» **WHAT YOU WILL DO**
Give the number of lines in the listing that hold the word "GOLD". Write nothing but that number.

-=-=-

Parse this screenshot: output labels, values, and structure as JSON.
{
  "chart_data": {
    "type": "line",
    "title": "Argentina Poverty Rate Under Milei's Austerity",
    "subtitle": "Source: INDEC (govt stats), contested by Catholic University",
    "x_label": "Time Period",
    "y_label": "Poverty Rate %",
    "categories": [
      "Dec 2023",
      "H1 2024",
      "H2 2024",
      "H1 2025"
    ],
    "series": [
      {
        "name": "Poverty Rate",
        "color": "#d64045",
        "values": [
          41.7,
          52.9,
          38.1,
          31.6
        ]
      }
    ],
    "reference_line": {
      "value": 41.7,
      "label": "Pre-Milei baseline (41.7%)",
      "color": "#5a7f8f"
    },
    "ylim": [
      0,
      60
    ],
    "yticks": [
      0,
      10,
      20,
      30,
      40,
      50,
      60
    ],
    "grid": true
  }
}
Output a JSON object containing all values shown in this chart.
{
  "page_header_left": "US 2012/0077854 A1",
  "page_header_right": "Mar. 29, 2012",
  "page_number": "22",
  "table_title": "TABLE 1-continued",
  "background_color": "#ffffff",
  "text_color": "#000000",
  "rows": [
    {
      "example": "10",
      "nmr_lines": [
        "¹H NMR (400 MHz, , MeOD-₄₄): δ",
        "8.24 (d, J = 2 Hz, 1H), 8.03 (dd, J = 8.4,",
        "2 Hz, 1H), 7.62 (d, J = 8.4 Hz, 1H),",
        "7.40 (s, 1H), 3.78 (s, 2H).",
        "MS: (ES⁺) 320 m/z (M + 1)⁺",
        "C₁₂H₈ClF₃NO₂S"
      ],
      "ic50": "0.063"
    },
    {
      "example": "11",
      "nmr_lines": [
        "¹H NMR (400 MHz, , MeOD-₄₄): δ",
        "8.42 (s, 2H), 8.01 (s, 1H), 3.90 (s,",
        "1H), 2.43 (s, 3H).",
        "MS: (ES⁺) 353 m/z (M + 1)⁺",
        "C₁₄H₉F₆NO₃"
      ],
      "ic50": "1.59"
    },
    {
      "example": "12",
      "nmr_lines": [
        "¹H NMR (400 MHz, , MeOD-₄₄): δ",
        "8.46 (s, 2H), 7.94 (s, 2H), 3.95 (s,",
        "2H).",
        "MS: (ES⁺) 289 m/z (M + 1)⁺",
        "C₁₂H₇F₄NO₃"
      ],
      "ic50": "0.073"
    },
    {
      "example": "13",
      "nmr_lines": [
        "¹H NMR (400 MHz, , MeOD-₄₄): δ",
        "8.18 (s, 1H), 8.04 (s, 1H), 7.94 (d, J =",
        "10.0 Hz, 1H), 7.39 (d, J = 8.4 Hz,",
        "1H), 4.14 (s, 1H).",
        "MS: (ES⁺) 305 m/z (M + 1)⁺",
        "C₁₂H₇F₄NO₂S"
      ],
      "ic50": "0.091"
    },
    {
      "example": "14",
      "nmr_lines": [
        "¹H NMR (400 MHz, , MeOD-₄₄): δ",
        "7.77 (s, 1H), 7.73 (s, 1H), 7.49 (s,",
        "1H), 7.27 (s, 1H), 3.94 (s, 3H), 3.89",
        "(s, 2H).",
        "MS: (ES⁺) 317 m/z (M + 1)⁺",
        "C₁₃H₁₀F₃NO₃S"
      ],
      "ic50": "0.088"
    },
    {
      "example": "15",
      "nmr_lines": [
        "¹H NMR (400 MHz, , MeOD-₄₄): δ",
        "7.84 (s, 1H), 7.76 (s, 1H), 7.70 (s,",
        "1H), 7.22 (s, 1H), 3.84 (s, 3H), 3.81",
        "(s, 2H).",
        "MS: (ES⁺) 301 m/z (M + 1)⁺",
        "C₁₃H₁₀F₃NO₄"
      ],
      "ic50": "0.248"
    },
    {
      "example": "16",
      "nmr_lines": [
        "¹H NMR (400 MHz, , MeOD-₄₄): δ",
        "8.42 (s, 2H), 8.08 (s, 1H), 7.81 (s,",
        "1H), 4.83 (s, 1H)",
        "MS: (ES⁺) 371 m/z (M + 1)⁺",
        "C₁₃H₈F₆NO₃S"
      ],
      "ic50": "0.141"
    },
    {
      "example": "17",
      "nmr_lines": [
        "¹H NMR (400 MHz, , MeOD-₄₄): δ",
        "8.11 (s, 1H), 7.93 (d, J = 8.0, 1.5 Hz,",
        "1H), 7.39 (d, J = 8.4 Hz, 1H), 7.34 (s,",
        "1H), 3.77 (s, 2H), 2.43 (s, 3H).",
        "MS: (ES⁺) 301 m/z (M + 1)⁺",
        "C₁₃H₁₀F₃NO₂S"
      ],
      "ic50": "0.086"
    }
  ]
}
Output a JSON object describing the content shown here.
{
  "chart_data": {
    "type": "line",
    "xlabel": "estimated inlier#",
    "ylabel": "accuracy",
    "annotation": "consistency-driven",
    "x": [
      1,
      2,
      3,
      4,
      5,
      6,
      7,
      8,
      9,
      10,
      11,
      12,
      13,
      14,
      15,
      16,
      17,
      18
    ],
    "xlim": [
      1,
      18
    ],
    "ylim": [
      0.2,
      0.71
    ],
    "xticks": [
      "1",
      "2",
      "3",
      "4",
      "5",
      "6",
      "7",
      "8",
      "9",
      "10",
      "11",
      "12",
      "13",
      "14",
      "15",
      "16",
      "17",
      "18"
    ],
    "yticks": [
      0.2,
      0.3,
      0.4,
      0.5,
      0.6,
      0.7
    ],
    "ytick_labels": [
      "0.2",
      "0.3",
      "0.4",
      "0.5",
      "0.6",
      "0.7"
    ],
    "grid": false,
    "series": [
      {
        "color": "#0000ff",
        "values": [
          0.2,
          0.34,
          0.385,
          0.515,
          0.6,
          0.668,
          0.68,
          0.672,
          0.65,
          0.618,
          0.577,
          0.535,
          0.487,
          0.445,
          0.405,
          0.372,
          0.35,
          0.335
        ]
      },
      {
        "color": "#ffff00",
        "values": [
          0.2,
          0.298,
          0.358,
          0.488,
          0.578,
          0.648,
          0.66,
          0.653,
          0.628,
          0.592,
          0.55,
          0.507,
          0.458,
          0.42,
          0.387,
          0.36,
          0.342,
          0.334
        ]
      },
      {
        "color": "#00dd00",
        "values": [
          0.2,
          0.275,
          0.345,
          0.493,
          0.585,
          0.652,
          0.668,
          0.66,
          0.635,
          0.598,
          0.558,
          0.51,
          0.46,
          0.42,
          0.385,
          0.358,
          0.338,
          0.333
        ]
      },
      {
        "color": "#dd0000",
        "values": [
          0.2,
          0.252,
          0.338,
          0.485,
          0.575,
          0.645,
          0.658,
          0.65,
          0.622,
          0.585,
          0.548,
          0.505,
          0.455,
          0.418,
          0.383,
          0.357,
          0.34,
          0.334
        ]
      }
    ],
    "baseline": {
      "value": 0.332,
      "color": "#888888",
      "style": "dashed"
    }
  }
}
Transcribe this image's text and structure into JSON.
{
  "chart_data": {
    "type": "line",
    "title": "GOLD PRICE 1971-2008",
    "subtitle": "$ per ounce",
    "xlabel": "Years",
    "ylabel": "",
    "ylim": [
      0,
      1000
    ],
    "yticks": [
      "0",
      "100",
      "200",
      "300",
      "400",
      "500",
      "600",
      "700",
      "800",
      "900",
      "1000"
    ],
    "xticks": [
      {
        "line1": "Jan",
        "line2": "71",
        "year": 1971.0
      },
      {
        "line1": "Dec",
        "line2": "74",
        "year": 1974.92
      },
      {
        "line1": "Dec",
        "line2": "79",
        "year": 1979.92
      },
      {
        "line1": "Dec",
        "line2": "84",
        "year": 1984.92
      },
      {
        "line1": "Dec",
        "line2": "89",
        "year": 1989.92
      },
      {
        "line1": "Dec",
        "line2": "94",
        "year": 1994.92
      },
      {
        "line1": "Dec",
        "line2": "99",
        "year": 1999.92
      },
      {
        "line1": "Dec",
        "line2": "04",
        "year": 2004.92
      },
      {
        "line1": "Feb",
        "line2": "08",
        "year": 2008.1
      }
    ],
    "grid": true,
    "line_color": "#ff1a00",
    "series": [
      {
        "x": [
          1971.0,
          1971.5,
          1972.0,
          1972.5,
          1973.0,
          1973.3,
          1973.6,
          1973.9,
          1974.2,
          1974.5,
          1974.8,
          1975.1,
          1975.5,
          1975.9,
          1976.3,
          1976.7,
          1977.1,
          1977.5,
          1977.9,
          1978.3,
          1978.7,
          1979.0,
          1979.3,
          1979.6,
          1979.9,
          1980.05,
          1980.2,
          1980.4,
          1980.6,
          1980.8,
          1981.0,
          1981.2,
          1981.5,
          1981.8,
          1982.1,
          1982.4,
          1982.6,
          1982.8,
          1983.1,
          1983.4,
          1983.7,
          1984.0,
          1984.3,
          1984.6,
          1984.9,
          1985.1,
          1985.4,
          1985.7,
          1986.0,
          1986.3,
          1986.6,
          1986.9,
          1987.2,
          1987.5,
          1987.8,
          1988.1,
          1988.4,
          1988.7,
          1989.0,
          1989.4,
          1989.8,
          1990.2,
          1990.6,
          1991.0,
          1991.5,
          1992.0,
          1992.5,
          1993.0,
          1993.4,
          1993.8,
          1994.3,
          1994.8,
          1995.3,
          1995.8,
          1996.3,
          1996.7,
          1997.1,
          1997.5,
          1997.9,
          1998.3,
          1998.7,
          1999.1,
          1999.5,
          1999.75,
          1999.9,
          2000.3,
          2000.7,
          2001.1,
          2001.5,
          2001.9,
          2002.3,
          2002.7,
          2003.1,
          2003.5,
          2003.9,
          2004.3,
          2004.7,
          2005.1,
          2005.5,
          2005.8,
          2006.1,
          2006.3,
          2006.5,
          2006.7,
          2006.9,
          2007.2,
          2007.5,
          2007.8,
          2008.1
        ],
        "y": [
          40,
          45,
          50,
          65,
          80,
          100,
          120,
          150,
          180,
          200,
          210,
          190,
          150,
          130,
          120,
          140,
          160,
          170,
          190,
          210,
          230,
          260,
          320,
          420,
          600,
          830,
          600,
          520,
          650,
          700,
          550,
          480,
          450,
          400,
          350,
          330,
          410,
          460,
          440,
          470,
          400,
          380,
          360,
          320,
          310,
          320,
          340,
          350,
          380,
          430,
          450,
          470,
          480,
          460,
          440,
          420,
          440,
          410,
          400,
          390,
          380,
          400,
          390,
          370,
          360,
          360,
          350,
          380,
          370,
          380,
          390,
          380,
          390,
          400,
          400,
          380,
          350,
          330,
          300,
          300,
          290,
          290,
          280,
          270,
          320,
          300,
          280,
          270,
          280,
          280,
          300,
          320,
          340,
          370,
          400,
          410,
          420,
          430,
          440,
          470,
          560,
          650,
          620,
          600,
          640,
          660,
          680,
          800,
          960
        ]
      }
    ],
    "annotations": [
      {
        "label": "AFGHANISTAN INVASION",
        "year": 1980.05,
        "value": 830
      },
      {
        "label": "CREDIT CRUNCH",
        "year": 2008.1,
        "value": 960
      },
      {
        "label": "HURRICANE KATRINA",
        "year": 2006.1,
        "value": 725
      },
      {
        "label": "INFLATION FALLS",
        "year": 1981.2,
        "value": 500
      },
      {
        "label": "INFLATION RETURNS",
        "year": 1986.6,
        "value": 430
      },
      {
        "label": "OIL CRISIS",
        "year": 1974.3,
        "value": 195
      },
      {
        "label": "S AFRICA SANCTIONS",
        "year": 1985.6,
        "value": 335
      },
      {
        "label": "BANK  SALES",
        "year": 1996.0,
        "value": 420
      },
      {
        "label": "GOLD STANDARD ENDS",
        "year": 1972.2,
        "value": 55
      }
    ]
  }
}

-=-=-

» **SOLUTION**
2